[EXERCISE INSTRUCTIONS] Copy out all the entries exactly.

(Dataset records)
────────
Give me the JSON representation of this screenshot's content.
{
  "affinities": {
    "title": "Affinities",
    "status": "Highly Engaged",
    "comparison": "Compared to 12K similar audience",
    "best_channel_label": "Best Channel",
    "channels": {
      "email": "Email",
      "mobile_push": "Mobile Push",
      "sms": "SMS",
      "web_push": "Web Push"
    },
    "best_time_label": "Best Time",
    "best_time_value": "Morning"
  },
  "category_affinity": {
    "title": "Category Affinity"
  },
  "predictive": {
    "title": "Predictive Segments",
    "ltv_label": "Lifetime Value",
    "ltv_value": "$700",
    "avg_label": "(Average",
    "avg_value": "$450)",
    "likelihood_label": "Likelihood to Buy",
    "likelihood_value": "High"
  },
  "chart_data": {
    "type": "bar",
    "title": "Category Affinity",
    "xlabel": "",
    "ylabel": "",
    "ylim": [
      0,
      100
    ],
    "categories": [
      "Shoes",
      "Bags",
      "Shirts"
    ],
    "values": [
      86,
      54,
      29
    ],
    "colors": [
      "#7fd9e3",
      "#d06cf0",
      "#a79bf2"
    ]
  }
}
────────
[PROBLEM SOLUTION]
Give me the JSON representation of this screenshot's content.
{
  "affinities": {
    "title": "Affinities",
    "status": "Highly Engaged",
    "comparison": "Compared to 12K similar audience",
    "best_channel_label": "Best Channel",
    "channels": {
      "email": "Email",
      "mobile_push": "Mobile Push",
      "sms": "SMS",
      "web_push": "Web Push"
    },
    "best_time_label": "Best Time",
    "best_time_value": "Morning"
  },
  "category_affinity": {
    "title": "Category Affinity"
  },
  "predictive": {
    "title": "Predictive Segments",
    "ltv_label": "Lifetime Value",
    "ltv_value": "$700",
    "avg_label": "(Average",
    "avg_value": "$450)",
    "likelihood_label": "Likelihood to Buy",
    "likelihood_value": "High"
  },
  "chart_data": {
    "type": "bar",
    "title": "Category Affinity",
    "xlabel": "",
    "ylabel": "",
    "ylim": [
      0,
      100
    ],
    "categories": [
      "Shoes",
      "Bags",
      "Shirts"
    ],
    "values": [
      86,
      54,
      29
    ],
    "colors": [
      "#7fd9e3",
      "#d06cf0",
      "#a79bf2"
    ]
  }
}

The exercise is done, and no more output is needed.